Dem Wortlaut nach besteht für diese Eingriffe ein einfacher Gesetzesvorbehalt. Hier bedarf es also nur eines Gesetzes im materiellen Sinne.
b) Enteignung
Zitat
Art. 14 III GG:
“(1) Eine Enteignung ist nur zum Wohle der Allgemeinheit zulässig.
(2) Sie darf nur durch Gesetz oder auf Grund eines Gesetzes erfolgen, das Art und Ausmaß der Entschädigung regelt.”
Eine Enteignung liegt vor, wenn ein Gesetz ganz oder teilweise einem bestimmten (oder bestimmbaren) Personenkreis konkrete Eigentumsrechte entzieht (sogenannte Legalenteignung) oder das Gesetz einen Hoheitsträger dazu ermächtigt, konkrete Eigentumsrechte Einzelner zu entziehen (sogenannte Administrativenteignung).
Beispiel
Ein Gesetz legt fest, dass bestimmte Grundstücke im geplanten Streckenverlauf einer Autobahn in das Eigentum des Staates übergehen. Die betroffenen Eigentümer werden entschädigt.
In Art. 14 III 1 und 2 GG findet sich ein qualifizierter Gesetzesvorbehalt für Enteignungen. Hier bedarf es also eines formellen Gesetzes. Das einschränkende Gesetz muss regeln, dass Enteignungen zum Wohle der Allgemeinheit erfolgen und eine Entschädigungsregelung enthalten.
c) Abgrenzung
Grundsätzlich ist nach Ansicht des Bundesverfassungsgerichts sind alle Gesetze eine Inhalts- und Schrankenbestimmung, die keine Enteignung sind.
Die Abgrenzung erfolgt dabei anhand des sogenannten klassischen Enteignungsbegriffs. Nach diesem ist die Intention des Gesetzgebers das entscheidende Kriterium. Es ist daher danach zu fragen, ob der Gesetzgeber eine vollständige oder teilweise Entziehung konkreter subjektiver Rechtspositionen zur Erfüllung öffentlicher Aufgaben gewollt hat. Ist dies der Fall, liegt eine Enteignung vor und andernfalls eine Inhalts- und Schrankenbestimmung.

○ ○ ○ ○ ○

Gestellte Aufgaben:
A - Entnimm bitte den Datensätzen unverändert die Zeilen zwischen der Zeile mit „y-axis-label: Count Rate“ und der Zeile mit „legend-label: 3 - 6 keV: [536, 70, 585, 83]“, beide eingeschlossen.
B - Schreib den Textauszug über Enteignung und Inhalts- und Schrankenbestimmung im Anschluss an seinen letzten Satz weiter.
Der Textauszug und die Datensätze sind voneinander unabhängiges Material.

○ ○ ○ ○ ○

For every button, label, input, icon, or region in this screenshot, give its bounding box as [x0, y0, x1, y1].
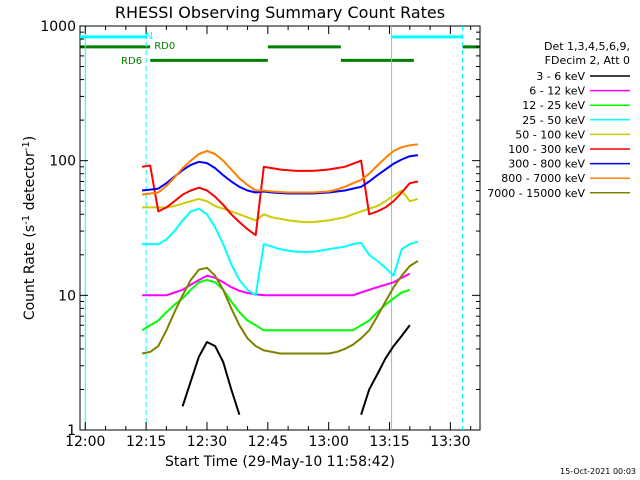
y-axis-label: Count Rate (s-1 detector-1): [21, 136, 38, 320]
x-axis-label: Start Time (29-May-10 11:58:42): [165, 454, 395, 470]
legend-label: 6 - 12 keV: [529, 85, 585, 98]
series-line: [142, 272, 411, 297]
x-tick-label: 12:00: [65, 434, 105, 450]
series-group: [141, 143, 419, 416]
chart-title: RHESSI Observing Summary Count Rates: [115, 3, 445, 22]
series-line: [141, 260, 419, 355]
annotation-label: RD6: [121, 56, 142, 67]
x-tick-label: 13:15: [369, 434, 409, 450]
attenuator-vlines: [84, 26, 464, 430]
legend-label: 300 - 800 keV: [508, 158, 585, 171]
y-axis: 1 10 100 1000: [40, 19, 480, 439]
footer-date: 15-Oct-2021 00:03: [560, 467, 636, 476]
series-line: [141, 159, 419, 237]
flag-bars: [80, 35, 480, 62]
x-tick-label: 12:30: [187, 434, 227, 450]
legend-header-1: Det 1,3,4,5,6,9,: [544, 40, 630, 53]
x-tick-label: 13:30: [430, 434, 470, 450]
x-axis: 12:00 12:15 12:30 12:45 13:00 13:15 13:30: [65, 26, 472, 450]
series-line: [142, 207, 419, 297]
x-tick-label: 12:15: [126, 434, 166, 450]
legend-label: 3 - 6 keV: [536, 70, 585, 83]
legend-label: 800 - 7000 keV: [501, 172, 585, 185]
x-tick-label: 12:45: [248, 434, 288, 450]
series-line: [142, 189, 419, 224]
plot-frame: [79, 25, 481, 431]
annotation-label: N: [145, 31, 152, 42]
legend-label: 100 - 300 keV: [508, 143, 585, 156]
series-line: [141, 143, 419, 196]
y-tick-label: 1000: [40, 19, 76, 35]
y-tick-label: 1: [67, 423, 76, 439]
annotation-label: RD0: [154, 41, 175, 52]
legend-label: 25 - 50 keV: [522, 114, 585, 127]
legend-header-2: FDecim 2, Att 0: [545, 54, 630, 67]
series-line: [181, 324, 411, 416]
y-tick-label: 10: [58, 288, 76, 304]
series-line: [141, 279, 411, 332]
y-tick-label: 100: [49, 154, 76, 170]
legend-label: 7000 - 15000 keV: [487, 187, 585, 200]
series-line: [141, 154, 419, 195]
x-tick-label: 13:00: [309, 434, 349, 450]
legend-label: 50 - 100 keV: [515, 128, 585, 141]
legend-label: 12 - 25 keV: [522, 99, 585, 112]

○ ○ ○ ○ ○

Ergebnisse je Aufgabe:
A -
y-axis-label: Count Rate (s-1 detector-1): [21, 136, 38, 320]
x-axis-label: Start Time (29-May-10 11:58:42): [165, 454, 395, 470]
legend-label: 6 - 12 keV: [529, 85, 585, 98]
series-line: [142, 272, 411, 297]
x-tick-label: 12:00: [65, 434, 105, 450]
series-group: [141, 143, 419, 416]
chart-title: RHESSI Observing Summary Count Rates: [115, 3, 445, 22]
series-line: [141, 260, 419, 355]
annotation-label: RD6: [121, 56, 142, 67]
x-tick-label: 13:15: [369, 434, 409, 450]
attenuator-vlines: [84, 26, 464, 430]
legend-label: 300 - 800 keV: [508, 158, 585, 171]
y-axis: 1 10 100 1000: [40, 19, 480, 439]
footer-date: 15-Oct-2021 00:03: [560, 467, 636, 476]
series-line: [141, 159, 419, 237]
flag-bars: [80, 35, 480, 62]
x-tick-label: 12:30: [187, 434, 227, 450]
legend-header-1: Det 1,3,4,5,6,9,: [544, 40, 630, 53]
x-tick-label: 13:30: [430, 434, 470, 450]
x-axis: 12:00 12:15 12:30 12:45 13:00 13:15 13:30: [65, 26, 472, 450]
series-line: [142, 207, 419, 297]
x-tick-label: 12:15: [126, 434, 166, 450]
legend-label: 3 - 6 keV: [536, 70, 585, 83]

B -
Merke
Der Begriff Inhalts- und Schrankenbestimmung wird allgemein einheitlich verwendet, es findet also keine Differenzierung zwischen den Begriffen “Inhalt” und “Schranke” statt.

2. Verfassungsmäßige Konkretisierung der Einschränkungsmöglichkeit
Zuletzt ist demzufolge auch auf der Ebene der verfassungsmäßigen Konkretisierung der Einschränkungsmöglichkeit nach Inhalts- und Schrankenbestimmung und Enteignung zu differenzieren.
a) Inhalts- und Schrankenbestimmung
Bei der Rechtfertigung von Inhalts- und Schrankenbestimmungen ist im Rahmen der Angemessenheit bei der Verhältnismäßigkeitsprüfung einiges zu berücksichtigen:
Es muss ein angemessener Ausgleich zwischen Vertrauens- und Bestandsschutz hergestellt werden
Die Pflicht zur Gleichbehandlung aus Art. 3 I GG ist zu beachten
Die Sozialpflichtigkeit aus Art. 14 II GG muss beachtet werden
Beispiel
Ein Landesgesetz regelt, dass unbebaute Grundstücke in Städten, die als Bauland ausgewiesen sind, innerhalb eines bestimmten Zeitraums bebaut werden müssen. Grundstückseigentümer, die keine Bauabsicht verfolgen, können verpflichtet werden, ihr Grundstück zu veräußern oder einer öffentlichen Nutzung zuzuführen. Ziel der Regelung ist es, den Wohnraummangel in Ballungszentren zu bekämpfen.
Angemessener Ausgleich zwischen Vertrauens- und Bestandsschutz:
Der Eigentümer hat ein berechtigtes Interesse daran, sein Grundstück langfristig unbebaut zu lassen, etwa als Kapitalanlage.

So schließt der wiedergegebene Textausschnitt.